Saved entries:
>> start
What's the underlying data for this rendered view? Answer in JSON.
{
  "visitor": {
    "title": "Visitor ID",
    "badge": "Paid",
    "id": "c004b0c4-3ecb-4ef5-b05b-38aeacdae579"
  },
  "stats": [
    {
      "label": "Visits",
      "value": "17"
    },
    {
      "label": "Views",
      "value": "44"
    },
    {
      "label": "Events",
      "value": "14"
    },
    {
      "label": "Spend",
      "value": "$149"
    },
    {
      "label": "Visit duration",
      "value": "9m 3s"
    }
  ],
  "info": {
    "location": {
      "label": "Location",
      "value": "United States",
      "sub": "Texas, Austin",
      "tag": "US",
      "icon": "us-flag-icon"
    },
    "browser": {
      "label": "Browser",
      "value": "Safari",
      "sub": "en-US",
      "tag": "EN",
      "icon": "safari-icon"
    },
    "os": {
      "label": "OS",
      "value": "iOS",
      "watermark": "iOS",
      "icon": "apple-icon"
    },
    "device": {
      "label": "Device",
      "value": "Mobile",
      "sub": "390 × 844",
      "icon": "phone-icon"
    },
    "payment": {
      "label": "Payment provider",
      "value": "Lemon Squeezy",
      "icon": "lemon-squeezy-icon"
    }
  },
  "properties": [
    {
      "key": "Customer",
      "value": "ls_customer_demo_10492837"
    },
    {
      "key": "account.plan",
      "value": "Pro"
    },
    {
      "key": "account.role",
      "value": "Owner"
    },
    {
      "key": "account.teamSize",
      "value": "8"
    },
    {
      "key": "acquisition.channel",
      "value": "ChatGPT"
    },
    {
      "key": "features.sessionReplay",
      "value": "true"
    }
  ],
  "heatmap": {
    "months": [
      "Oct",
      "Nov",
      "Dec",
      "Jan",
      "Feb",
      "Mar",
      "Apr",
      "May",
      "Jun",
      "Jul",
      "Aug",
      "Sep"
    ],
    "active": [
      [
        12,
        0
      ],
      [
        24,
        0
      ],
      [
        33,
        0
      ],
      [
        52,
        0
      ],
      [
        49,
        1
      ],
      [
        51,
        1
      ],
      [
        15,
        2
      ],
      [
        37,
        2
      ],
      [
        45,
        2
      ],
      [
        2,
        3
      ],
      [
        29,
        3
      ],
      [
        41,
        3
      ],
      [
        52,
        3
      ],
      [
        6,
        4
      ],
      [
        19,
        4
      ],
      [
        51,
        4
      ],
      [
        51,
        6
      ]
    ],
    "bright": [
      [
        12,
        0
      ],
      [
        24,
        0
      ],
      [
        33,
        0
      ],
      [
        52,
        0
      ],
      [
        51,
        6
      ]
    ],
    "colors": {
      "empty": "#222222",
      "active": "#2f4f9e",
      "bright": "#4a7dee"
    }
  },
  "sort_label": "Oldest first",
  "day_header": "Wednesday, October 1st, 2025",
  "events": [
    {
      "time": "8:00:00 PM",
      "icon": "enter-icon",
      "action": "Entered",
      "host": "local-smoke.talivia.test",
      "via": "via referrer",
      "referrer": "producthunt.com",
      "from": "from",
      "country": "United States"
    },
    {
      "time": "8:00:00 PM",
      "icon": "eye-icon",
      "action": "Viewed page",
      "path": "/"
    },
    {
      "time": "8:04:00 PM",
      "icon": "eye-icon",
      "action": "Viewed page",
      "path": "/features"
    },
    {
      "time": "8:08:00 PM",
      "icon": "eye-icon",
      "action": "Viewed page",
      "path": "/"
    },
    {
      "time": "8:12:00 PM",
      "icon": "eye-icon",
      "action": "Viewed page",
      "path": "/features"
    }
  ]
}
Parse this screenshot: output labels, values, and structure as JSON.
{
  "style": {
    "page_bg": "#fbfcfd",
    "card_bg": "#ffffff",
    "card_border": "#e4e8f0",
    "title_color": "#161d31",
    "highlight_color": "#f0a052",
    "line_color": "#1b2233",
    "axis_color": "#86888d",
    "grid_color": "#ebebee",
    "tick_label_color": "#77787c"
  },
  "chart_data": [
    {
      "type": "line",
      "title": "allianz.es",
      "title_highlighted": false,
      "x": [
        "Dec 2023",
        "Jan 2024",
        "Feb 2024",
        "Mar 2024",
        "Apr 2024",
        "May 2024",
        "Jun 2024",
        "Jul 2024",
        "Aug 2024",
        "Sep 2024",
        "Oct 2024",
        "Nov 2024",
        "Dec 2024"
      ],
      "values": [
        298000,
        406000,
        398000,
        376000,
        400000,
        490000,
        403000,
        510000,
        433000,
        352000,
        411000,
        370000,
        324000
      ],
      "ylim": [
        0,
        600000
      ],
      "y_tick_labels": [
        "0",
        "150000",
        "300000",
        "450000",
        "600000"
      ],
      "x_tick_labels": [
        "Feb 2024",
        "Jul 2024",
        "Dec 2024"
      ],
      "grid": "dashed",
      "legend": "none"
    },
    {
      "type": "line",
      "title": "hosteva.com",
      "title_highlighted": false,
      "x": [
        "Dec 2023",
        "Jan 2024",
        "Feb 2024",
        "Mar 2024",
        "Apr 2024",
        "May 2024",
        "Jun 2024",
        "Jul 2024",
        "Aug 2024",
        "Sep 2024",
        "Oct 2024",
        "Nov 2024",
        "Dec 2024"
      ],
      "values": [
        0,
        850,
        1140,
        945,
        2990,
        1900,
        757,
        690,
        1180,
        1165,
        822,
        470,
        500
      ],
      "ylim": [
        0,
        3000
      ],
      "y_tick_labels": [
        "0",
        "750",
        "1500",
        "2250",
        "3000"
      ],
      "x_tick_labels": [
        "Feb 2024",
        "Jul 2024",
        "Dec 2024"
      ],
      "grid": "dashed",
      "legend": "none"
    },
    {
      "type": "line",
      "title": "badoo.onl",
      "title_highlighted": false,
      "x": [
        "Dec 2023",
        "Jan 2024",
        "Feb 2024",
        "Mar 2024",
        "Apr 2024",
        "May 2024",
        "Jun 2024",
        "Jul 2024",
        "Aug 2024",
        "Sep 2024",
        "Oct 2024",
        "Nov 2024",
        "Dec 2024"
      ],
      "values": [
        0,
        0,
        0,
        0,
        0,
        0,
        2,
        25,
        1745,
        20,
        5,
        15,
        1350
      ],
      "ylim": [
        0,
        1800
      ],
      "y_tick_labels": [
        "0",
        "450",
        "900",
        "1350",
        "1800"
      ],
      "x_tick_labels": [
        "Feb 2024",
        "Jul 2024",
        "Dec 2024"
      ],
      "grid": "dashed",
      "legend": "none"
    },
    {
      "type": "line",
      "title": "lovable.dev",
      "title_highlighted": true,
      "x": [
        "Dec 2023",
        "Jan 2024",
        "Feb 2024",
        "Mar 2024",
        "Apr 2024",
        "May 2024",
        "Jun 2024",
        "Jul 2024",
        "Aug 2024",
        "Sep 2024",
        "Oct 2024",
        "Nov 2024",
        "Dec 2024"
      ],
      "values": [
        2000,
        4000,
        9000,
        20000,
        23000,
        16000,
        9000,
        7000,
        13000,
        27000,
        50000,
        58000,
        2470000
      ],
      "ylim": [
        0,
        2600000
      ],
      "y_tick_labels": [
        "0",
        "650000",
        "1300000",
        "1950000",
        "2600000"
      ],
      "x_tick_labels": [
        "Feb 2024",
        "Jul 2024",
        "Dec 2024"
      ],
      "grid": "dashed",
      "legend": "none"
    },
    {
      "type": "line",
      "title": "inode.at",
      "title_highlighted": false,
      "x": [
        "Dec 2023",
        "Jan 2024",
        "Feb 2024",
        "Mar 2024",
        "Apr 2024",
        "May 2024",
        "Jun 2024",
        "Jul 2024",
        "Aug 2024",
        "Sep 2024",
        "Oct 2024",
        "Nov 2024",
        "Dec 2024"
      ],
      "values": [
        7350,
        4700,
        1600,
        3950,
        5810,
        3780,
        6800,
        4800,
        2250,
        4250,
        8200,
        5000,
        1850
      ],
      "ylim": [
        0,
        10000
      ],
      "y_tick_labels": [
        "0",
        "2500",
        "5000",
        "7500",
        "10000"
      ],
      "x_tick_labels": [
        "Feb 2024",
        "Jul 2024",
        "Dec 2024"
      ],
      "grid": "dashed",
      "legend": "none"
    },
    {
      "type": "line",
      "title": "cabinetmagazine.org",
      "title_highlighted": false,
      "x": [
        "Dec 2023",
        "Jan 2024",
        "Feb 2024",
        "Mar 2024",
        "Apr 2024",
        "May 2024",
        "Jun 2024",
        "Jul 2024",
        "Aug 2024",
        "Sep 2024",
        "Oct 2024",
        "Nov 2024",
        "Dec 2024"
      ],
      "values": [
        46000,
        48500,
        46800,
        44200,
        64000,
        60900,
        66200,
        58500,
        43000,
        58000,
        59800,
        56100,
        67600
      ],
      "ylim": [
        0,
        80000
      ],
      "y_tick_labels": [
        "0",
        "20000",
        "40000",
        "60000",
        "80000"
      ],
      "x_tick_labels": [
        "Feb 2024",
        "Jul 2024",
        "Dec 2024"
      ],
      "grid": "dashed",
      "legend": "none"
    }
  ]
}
>> end
**SHORT TASK**. In the material above, show every line where the word "referrer" turns up.

**FINISHED TASK**.
      "via": "via referrer",
      "referrer": "producthunt.com",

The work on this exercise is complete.